──────── Information given

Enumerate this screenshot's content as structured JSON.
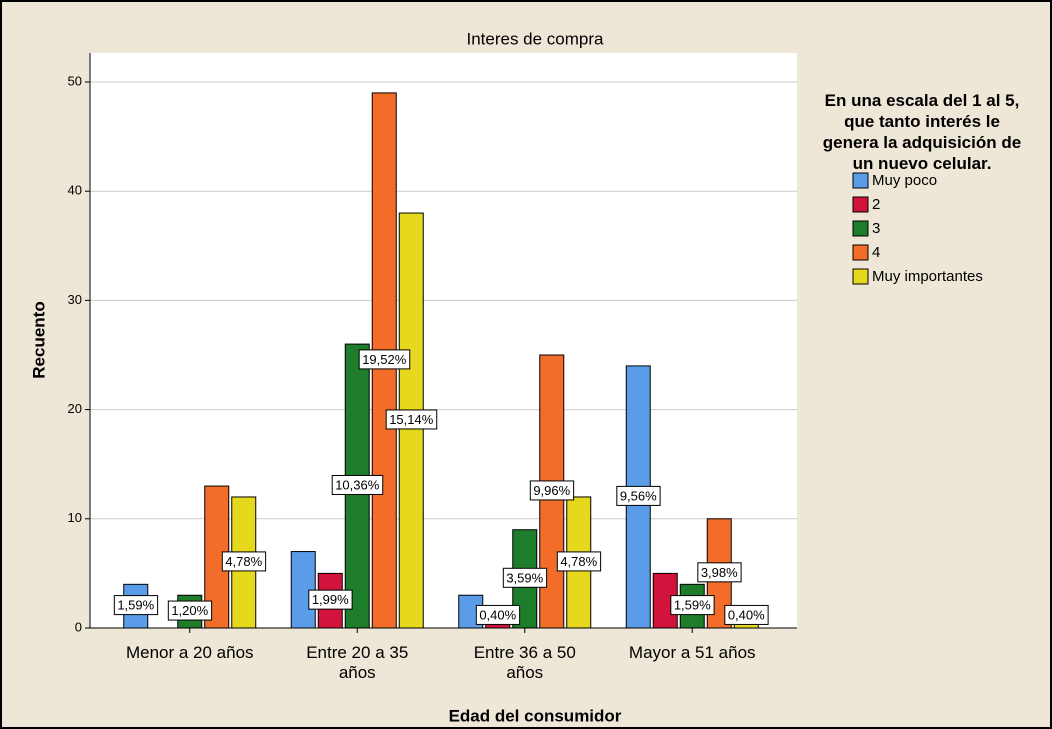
{
  "chart_data": {
    "type": "bar",
    "title": "Interes de compra",
    "x_label": "Edad del consumidor",
    "y_label": "Recuento",
    "legend_title": "En una escala del 1 al 5, que tanto interés le genera la adquisición de un nuevo celular.",
    "categories": [
      "Menor a 20 años",
      "Entre 20 a 35 años",
      "Entre 36 a 50 años",
      "Mayor a 51 años"
    ],
    "series": [
      {
        "name": "Muy poco",
        "color": "#5b9ce8",
        "values": [
          4,
          7,
          3,
          24
        ],
        "value_labels": [
          "1,59%",
          null,
          null,
          "9,56%"
        ]
      },
      {
        "name": "2",
        "color": "#d2143c",
        "values": [
          0,
          5,
          1,
          5
        ],
        "value_labels": [
          null,
          "1,99%",
          "0,40%",
          null
        ]
      },
      {
        "name": "3",
        "color": "#1e7d2a",
        "values": [
          3,
          26,
          9,
          4
        ],
        "value_labels": [
          "1,20%",
          "10,36%",
          "3,59%",
          "1,59%"
        ]
      },
      {
        "name": "4",
        "color": "#f26c2a",
        "values": [
          13,
          49,
          25,
          10
        ],
        "value_labels": [
          null,
          "19,52%",
          "9,96%",
          "3,98%"
        ]
      },
      {
        "name": "Muy importantes",
        "color": "#e6d81c",
        "values": [
          12,
          38,
          12,
          1
        ],
        "value_labels": [
          "4,78%",
          "15,14%",
          "4,78%",
          "0,40%"
        ]
      }
    ],
    "ylim": [
      0,
      50
    ],
    "yticks": [
      0,
      10,
      20,
      30,
      40,
      50
    ],
    "grid": true,
    "legend": "right"
  }
}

────────────────

## What is required
Identify the lines of the data that contain the word "name". Copy each of them.

## Written solution
        "name": "Muy poco",
        "name": "2",
        "name": "3",
        "name": "4",
        "name": "Muy importantes",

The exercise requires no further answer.